Entries taken from a collection
=====
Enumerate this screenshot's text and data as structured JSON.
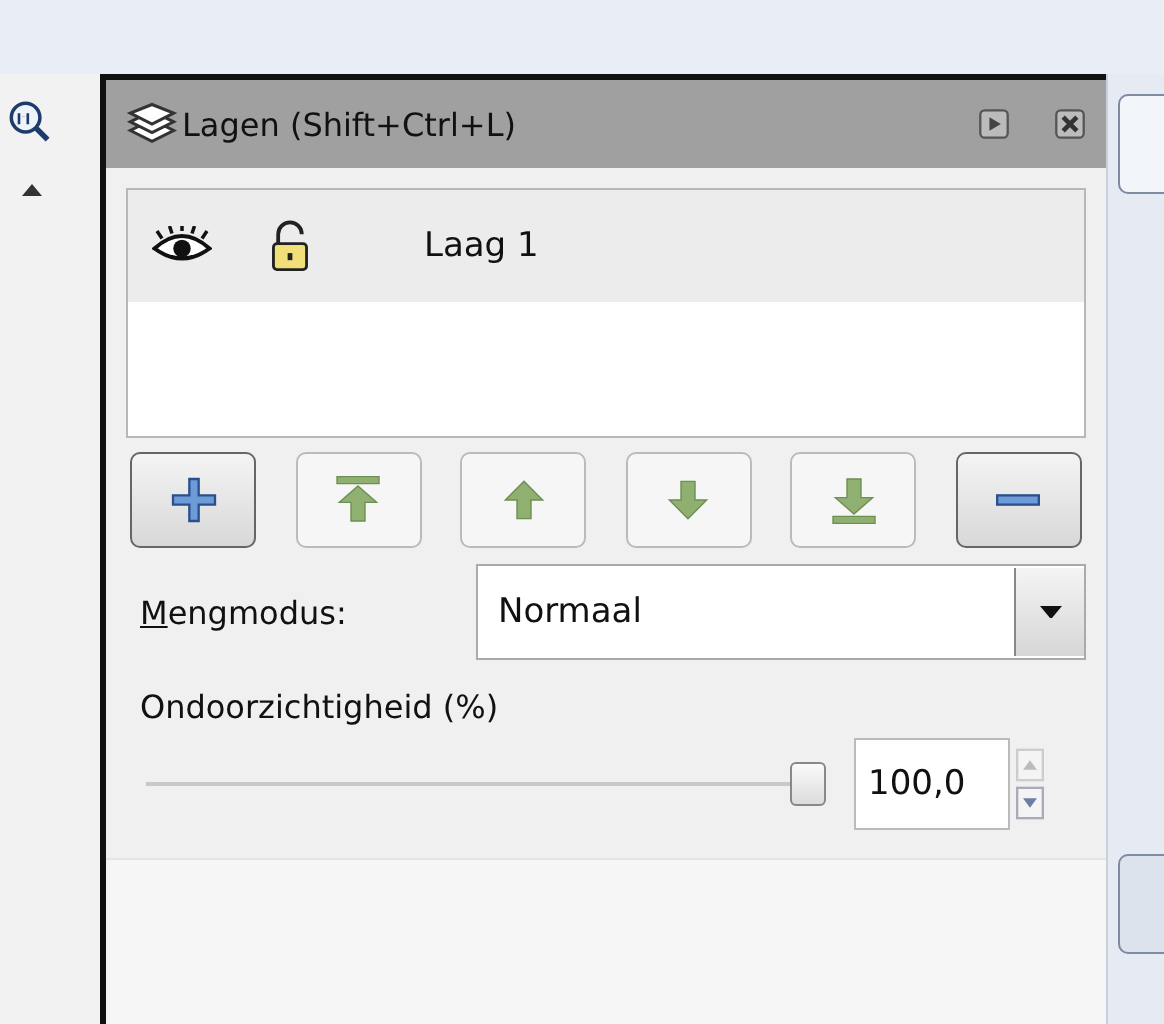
{
  "panel": {
    "title": "Lagen (Shift+Ctrl+L)"
  },
  "layers": [
    {
      "name": "Laag 1",
      "visible": true,
      "locked": false,
      "selected": true
    }
  ],
  "buttons": [
    {
      "kind": "add",
      "disabled": false
    },
    {
      "kind": "top",
      "disabled": true
    },
    {
      "kind": "raise",
      "disabled": true
    },
    {
      "kind": "lower",
      "disabled": true
    },
    {
      "kind": "bottom",
      "disabled": true
    },
    {
      "kind": "remove",
      "disabled": false
    }
  ],
  "blend_mode": {
    "label": "Mengmodus:",
    "value": "Normaal"
  },
  "opacity": {
    "label": "Ondoorzichtigheid (%)",
    "level": 1.0,
    "reading": "100,0"
  }
}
=====
- _WHAT NEEDS TO BE DONE_
Write out all the records again, exactly, minus any pictures.

- _THE COMPLETED TASK_
Enumerate this screenshot's text and data as structured JSON.
{
  "panel": {
    "title": "Lagen (Shift+Ctrl+L)"
  },
  "layers": [
    {
      "name": "Laag 1",
      "visible": true,
      "locked": false,
      "selected": true
    }
  ],
  "buttons": [
    {
      "kind": "add",
      "disabled": false
    },
    {
      "kind": "top",
      "disabled": true
    },
    {
      "kind": "raise",
      "disabled": true
    },
    {
      "kind": "lower",
      "disabled": true
    },
    {
      "kind": "bottom",
      "disabled": true
    },
    {
      "kind": "remove",
      "disabled": false
    }
  ],
  "blend_mode": {
    "label": "Mengmodus:",
    "value": "Normaal"
  },
  "opacity": {
    "label": "Ondoorzichtigheid (%)",
    "level": 1.0,
    "reading": "100,0"
  }
}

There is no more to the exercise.